**Written instruction**
Read through the data and report every line in which the word "driver" occurs.

╔══

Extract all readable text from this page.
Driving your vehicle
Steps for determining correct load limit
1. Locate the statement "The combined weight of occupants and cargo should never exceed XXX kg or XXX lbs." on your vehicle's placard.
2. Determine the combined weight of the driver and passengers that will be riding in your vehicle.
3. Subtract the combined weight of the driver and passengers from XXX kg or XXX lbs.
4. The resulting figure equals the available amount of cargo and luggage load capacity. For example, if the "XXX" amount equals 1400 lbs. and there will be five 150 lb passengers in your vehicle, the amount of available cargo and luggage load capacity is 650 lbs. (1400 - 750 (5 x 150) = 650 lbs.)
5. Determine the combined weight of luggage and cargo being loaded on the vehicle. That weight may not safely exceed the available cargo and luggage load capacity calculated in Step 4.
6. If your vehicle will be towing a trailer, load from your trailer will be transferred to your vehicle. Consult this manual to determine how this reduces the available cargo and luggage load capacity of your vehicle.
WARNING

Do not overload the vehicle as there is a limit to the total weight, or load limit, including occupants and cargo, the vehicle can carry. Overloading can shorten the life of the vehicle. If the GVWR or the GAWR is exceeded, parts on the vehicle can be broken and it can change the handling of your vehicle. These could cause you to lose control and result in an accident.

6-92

╚══

**Answer to this problem**
2. Determine the combined weight of the driver and passengers that will be riding in your vehicle.
3. Subtract the combined weight of the driver and passengers from XXX kg or XXX lbs.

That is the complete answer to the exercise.